(Data entries)
[Begin]
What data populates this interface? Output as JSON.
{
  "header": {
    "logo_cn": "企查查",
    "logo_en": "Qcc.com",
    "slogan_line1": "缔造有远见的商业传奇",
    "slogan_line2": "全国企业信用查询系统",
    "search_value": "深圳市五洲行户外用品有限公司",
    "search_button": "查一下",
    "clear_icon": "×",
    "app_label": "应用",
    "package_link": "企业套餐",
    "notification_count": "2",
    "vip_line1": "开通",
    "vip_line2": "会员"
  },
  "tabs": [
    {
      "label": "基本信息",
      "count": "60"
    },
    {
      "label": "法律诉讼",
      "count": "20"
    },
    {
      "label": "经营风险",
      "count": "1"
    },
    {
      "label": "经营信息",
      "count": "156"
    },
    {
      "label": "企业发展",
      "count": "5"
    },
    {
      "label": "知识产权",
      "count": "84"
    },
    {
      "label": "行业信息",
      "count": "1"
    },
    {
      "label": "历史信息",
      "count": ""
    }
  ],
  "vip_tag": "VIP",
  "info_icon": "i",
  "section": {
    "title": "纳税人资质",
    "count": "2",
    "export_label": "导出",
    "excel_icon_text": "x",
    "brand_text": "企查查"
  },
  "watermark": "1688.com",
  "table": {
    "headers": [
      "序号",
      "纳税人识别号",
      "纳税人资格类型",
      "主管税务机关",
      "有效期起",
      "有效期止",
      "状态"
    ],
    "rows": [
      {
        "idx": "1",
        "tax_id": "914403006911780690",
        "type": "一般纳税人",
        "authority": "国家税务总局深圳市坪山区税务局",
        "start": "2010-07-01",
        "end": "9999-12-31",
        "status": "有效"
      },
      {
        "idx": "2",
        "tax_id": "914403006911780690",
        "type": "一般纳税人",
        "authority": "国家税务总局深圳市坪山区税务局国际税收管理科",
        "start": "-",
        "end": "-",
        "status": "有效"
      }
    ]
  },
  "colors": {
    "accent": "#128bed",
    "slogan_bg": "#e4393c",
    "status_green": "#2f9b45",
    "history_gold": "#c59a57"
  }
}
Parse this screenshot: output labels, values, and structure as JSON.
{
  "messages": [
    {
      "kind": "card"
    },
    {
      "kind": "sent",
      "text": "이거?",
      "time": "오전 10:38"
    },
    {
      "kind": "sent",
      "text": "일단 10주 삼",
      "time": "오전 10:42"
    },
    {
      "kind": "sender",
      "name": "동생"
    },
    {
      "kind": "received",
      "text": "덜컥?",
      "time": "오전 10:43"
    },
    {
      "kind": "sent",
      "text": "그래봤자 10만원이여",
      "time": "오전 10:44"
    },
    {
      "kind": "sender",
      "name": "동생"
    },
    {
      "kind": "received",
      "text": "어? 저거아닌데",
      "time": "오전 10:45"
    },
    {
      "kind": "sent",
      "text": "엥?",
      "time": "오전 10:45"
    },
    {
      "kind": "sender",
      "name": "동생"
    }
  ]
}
[End]
TO BE DONE: Please repeat all the records above exactly as they appear.

ANSWER FOR THE TASK:
What data populates this interface? Output as JSON.
{
  "header": {
    "logo_cn": "企查查",
    "logo_en": "Qcc.com",
    "slogan_line1": "缔造有远见的商业传奇",
    "slogan_line2": "全国企业信用查询系统",
    "search_value": "深圳市五洲行户外用品有限公司",
    "search_button": "查一下",
    "clear_icon": "×",
    "app_label": "应用",
    "package_link": "企业套餐",
    "notification_count": "2",
    "vip_line1": "开通",
    "vip_line2": "会员"
  },
  "tabs": [
    {
      "label": "基本信息",
      "count": "60"
    },
    {
      "label": "法律诉讼",
      "count": "20"
    },
    {
      "label": "经营风险",
      "count": "1"
    },
    {
      "label": "经营信息",
      "count": "156"
    },
    {
      "label": "企业发展",
      "count": "5"
    },
    {
      "label": "知识产权",
      "count": "84"
    },
    {
      "label": "行业信息",
      "count": "1"
    },
    {
      "label": "历史信息",
      "count": ""
    }
  ],
  "vip_tag": "VIP",
  "info_icon": "i",
  "section": {
    "title": "纳税人资质",
    "count": "2",
    "export_label": "导出",
    "excel_icon_text": "x",
    "brand_text": "企查查"
  },
  "watermark": "1688.com",
  "table": {
    "headers": [
      "序号",
      "纳税人识别号",
      "纳税人资格类型",
      "主管税务机关",
      "有效期起",
      "有效期止",
      "状态"
    ],
    "rows": [
      {
        "idx": "1",
        "tax_id": "914403006911780690",
        "type": "一般纳税人",
        "authority": "国家税务总局深圳市坪山区税务局",
        "start": "2010-07-01",
        "end": "9999-12-31",
        "status": "有效"
      },
      {
        "idx": "2",
        "tax_id": "914403006911780690",
        "type": "一般纳税人",
        "authority": "国家税务总局深圳市坪山区税务局国际税收管理科",
        "start": "-",
        "end": "-",
        "status": "有效"
      }
    ]
  },
  "colors": {
    "accent": "#128bed",
    "slogan_bg": "#e4393c",
    "status_green": "#2f9b45",
    "history_gold": "#c59a57"
  }
}
Parse this screenshot: output labels, values, and structure as JSON.
{
  "messages": [
    {
      "kind": "card"
    },
    {
      "kind": "sent",
      "text": "이거?",
      "time": "오전 10:38"
    },
    {
      "kind": "sent",
      "text": "일단 10주 삼",
      "time": "오전 10:42"
    },
    {
      "kind": "sender",
      "name": "동생"
    },
    {
      "kind": "received",
      "text": "덜컥?",
      "time": "오전 10:43"
    },
    {
      "kind": "sent",
      "text": "그래봤자 10만원이여",
      "time": "오전 10:44"
    },
    {
      "kind": "sender",
      "name": "동생"
    },
    {
      "kind": "received",
      "text": "어? 저거아닌데",
      "time": "오전 10:45"
    },
    {
      "kind": "sent",
      "text": "엥?",
      "time": "오전 10:45"
    },
    {
      "kind": "sender",
      "name": "동생"
    }
  ]
}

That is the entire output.